§ MATERIAL FOR THIS TASK
──────
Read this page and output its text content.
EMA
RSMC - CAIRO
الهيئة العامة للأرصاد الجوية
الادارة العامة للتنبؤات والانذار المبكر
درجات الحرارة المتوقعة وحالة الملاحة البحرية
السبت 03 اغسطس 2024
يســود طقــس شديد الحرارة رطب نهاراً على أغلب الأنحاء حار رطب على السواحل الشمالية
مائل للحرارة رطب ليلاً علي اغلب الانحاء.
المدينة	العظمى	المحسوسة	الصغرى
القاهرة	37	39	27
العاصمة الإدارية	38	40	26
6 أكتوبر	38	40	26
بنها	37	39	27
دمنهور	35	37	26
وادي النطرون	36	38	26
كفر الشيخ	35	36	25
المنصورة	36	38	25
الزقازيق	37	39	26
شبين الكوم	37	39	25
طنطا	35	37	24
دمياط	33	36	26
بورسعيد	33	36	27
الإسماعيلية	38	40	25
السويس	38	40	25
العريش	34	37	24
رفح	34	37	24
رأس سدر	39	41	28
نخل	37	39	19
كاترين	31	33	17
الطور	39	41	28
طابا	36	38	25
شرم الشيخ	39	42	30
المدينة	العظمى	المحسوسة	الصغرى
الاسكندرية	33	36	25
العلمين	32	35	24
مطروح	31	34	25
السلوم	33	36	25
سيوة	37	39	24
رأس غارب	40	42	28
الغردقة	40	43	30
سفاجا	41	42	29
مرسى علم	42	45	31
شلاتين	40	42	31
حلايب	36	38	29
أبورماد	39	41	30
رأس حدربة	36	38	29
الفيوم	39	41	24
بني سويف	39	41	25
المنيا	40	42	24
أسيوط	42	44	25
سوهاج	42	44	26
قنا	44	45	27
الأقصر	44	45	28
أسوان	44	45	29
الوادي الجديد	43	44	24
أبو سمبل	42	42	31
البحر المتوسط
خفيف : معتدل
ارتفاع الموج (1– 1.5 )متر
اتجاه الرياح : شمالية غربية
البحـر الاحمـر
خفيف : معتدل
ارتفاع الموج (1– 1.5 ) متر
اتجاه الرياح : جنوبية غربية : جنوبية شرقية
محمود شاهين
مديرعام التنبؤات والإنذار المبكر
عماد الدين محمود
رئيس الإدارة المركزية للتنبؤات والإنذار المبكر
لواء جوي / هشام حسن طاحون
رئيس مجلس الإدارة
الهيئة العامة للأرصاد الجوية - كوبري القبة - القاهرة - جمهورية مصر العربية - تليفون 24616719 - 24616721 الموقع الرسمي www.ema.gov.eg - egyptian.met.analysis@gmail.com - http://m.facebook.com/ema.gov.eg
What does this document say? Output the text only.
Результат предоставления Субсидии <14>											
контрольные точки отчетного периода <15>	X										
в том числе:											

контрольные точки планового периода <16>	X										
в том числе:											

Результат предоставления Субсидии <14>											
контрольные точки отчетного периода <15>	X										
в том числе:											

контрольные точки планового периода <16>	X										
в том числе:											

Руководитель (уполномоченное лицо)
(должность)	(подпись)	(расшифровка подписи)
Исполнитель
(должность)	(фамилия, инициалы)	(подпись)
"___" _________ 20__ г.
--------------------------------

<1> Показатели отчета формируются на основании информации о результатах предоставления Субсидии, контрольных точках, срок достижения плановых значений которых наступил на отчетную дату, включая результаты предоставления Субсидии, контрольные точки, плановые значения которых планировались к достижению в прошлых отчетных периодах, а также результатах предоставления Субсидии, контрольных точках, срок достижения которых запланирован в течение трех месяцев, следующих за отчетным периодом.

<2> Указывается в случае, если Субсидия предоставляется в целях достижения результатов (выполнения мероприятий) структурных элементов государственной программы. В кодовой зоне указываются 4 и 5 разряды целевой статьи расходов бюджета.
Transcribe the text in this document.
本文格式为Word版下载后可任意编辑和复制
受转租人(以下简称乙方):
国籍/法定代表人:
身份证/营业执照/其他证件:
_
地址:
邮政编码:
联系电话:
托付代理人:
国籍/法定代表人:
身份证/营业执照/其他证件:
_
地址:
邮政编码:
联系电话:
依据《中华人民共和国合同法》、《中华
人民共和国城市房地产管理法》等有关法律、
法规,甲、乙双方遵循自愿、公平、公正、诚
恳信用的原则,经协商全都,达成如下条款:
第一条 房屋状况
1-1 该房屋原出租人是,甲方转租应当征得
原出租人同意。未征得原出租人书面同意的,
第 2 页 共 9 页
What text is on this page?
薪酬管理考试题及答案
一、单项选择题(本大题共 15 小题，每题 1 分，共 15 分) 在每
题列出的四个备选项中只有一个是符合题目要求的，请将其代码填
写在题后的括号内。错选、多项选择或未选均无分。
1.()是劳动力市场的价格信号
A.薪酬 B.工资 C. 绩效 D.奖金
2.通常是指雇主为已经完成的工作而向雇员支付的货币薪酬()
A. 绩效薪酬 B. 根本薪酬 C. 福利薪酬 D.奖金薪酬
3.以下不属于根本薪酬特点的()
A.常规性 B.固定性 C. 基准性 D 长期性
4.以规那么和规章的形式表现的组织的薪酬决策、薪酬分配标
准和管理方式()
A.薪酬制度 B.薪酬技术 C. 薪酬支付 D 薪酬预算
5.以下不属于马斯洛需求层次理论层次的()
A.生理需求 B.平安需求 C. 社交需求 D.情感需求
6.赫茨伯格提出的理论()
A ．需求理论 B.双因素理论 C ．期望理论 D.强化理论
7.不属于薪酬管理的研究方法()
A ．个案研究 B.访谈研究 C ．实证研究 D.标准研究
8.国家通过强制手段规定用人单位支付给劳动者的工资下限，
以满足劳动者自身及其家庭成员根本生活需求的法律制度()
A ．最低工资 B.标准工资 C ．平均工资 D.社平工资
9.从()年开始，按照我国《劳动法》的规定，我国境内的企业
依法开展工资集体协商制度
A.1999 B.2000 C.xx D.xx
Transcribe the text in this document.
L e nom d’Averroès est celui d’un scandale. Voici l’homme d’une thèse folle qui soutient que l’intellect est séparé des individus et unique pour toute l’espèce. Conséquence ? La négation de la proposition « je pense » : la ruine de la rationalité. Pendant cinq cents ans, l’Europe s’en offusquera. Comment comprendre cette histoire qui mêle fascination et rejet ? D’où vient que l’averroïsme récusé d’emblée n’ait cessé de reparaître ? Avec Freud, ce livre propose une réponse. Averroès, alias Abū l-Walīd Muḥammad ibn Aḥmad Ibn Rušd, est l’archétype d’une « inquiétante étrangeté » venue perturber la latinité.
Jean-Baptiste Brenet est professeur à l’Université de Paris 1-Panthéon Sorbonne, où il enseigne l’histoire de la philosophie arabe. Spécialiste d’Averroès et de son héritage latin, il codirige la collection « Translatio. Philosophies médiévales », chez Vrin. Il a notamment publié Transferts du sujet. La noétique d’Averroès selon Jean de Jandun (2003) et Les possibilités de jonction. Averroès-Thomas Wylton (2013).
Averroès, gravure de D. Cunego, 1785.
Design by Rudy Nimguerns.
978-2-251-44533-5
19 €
──────
§ GIVEN EXERCISE
Nothing should be left out: repeat all of the data exactly.

§ EXPECTED ANSWER
Read this page and output its text content.
EMA
RSMC - CAIRO
الهيئة العامة للأرصاد الجوية
الادارة العامة للتنبؤات والانذار المبكر
درجات الحرارة المتوقعة وحالة الملاحة البحرية
السبت 03 اغسطس 2024
يســود طقــس شديد الحرارة رطب نهاراً على أغلب الأنحاء حار رطب على السواحل الشمالية
مائل للحرارة رطب ليلاً علي اغلب الانحاء.
المدينة	العظمى	المحسوسة	الصغرى
القاهرة	37	39	27
العاصمة الإدارية	38	40	26
6 أكتوبر	38	40	26
بنها	37	39	27
دمنهور	35	37	26
وادي النطرون	36	38	26
كفر الشيخ	35	36	25
المنصورة	36	38	25
الزقازيق	37	39	26
شبين الكوم	37	39	25
طنطا	35	37	24
دمياط	33	36	26
بورسعيد	33	36	27
الإسماعيلية	38	40	25
السويس	38	40	25
العريش	34	37	24
رفح	34	37	24
رأس سدر	39	41	28
نخل	37	39	19
كاترين	31	33	17
الطور	39	41	28
طابا	36	38	25
شرم الشيخ	39	42	30
المدينة	العظمى	المحسوسة	الصغرى
الاسكندرية	33	36	25
العلمين	32	35	24
مطروح	31	34	25
السلوم	33	36	25
سيوة	37	39	24
رأس غارب	40	42	28
الغردقة	40	43	30
سفاجا	41	42	29
مرسى علم	42	45	31
شلاتين	40	42	31
حلايب	36	38	29
أبورماد	39	41	30
رأس حدربة	36	38	29
الفيوم	39	41	24
بني سويف	39	41	25
المنيا	40	42	24
أسيوط	42	44	25
سوهاج	42	44	26
قنا	44	45	27
الأقصر	44	45	28
أسوان	44	45	29
الوادي الجديد	43	44	24
أبو سمبل	42	42	31
البحر المتوسط
خفيف : معتدل
ارتفاع الموج (1– 1.5 )متر
اتجاه الرياح : شمالية غربية
البحـر الاحمـر
خفيف : معتدل
ارتفاع الموج (1– 1.5 ) متر
اتجاه الرياح : جنوبية غربية : جنوبية شرقية
محمود شاهين
مديرعام التنبؤات والإنذار المبكر
عماد الدين محمود
رئيس الإدارة المركزية للتنبؤات والإنذار المبكر
لواء جوي / هشام حسن طاحون
رئيس مجلس الإدارة
الهيئة العامة للأرصاد الجوية - كوبري القبة - القاهرة - جمهورية مصر العربية - تليفون 24616719 - 24616721 الموقع الرسمي www.ema.gov.eg - egyptian.met.analysis@gmail.com - http://m.facebook.com/ema.gov.eg
What does this document say? Output the text only.
Результат предоставления Субсидии <14>											
контрольные точки отчетного периода <15>	X										
в том числе:											

контрольные точки планового периода <16>	X										
в том числе:											

Результат предоставления Субсидии <14>											
контрольные точки отчетного периода <15>	X										
в том числе:											

контрольные точки планового периода <16>	X										
в том числе:											

Руководитель (уполномоченное лицо)
(должность)	(подпись)	(расшифровка подписи)
Исполнитель
(должность)	(фамилия, инициалы)	(подпись)
"___" _________ 20__ г.
--------------------------------

<1> Показатели отчета формируются на основании информации о результатах предоставления Субсидии, контрольных точках, срок достижения плановых значений которых наступил на отчетную дату, включая результаты предоставления Субсидии, контрольные точки, плановые значения которых планировались к достижению в прошлых отчетных периодах, а также результатах предоставления Субсидии, контрольных точках, срок достижения которых запланирован в течение трех месяцев, следующих за отчетным периодом.

<2> Указывается в случае, если Субсидия предоставляется в целях достижения результатов (выполнения мероприятий) структурных элементов государственной программы. В кодовой зоне указываются 4 и 5 разряды целевой статьи расходов бюджета.
Transcribe the text in this document.
本文格式为Word版下载后可任意编辑和复制
受转租人(以下简称乙方):
国籍/法定代表人:
身份证/营业执照/其他证件:
_
地址:
邮政编码:
联系电话:
托付代理人:
国籍/法定代表人:
身份证/营业执照/其他证件:
_
地址:
邮政编码:
联系电话:
依据《中华人民共和国合同法》、《中华
人民共和国城市房地产管理法》等有关法律、
法规,甲、乙双方遵循自愿、公平、公正、诚
恳信用的原则,经协商全都,达成如下条款:
第一条 房屋状况
1-1 该房屋原出租人是,甲方转租应当征得
原出租人同意。未征得原出租人书面同意的,
第 2 页 共 9 页
What text is on this page?
薪酬管理考试题及答案
一、单项选择题(本大题共 15 小题，每题 1 分，共 15 分) 在每
题列出的四个备选项中只有一个是符合题目要求的，请将其代码填
写在题后的括号内。错选、多项选择或未选均无分。
1.()是劳动力市场的价格信号
A.薪酬 B.工资 C. 绩效 D.奖金
2.通常是指雇主为已经完成的工作而向雇员支付的货币薪酬()
A. 绩效薪酬 B. 根本薪酬 C. 福利薪酬 D.奖金薪酬
3.以下不属于根本薪酬特点的()
A.常规性 B.固定性 C. 基准性 D 长期性
4.以规那么和规章的形式表现的组织的薪酬决策、薪酬分配标
准和管理方式()
A.薪酬制度 B.薪酬技术 C. 薪酬支付 D 薪酬预算
5.以下不属于马斯洛需求层次理论层次的()
A.生理需求 B.平安需求 C. 社交需求 D.情感需求
6.赫茨伯格提出的理论()
A ．需求理论 B.双因素理论 C ．期望理论 D.强化理论
7.不属于薪酬管理的研究方法()
A ．个案研究 B.访谈研究 C ．实证研究 D.标准研究
8.国家通过强制手段规定用人单位支付给劳动者的工资下限，
以满足劳动者自身及其家庭成员根本生活需求的法律制度()
A ．最低工资 B.标准工资 C ．平均工资 D.社平工资
9.从()年开始，按照我国《劳动法》的规定，我国境内的企业
依法开展工资集体协商制度
A.1999 B.2000 C.xx D.xx
Transcribe the text in this document.
L e nom d’Averroès est celui d’un scandale. Voici l’homme d’une thèse folle qui soutient que l’intellect est séparé des individus et unique pour toute l’espèce. Conséquence ? La négation de la proposition « je pense » : la ruine de la rationalité. Pendant cinq cents ans, l’Europe s’en offusquera. Comment comprendre cette histoire qui mêle fascination et rejet ? D’où vient que l’averroïsme récusé d’emblée n’ait cessé de reparaître ? Avec Freud, ce livre propose une réponse. Averroès, alias Abū l-Walīd Muḥammad ibn Aḥmad Ibn Rušd, est l’archétype d’une « inquiétante étrangeté » venue perturber la latinité.
Jean-Baptiste Brenet est professeur à l’Université de Paris 1-Panthéon Sorbonne, où il enseigne l’histoire de la philosophie arabe. Spécialiste d’Averroès et de son héritage latin, il codirige la collection « Translatio. Philosophies médiévales », chez Vrin. Il a notamment publié Transferts du sujet. La noétique d’Averroès selon Jean de Jandun (2003) et Les possibilités de jonction. Averroès-Thomas Wylton (2013).
Averroès, gravure de D. Cunego, 1785.
Design by Rudy Nimguerns.
978-2-251-44533-5
19 €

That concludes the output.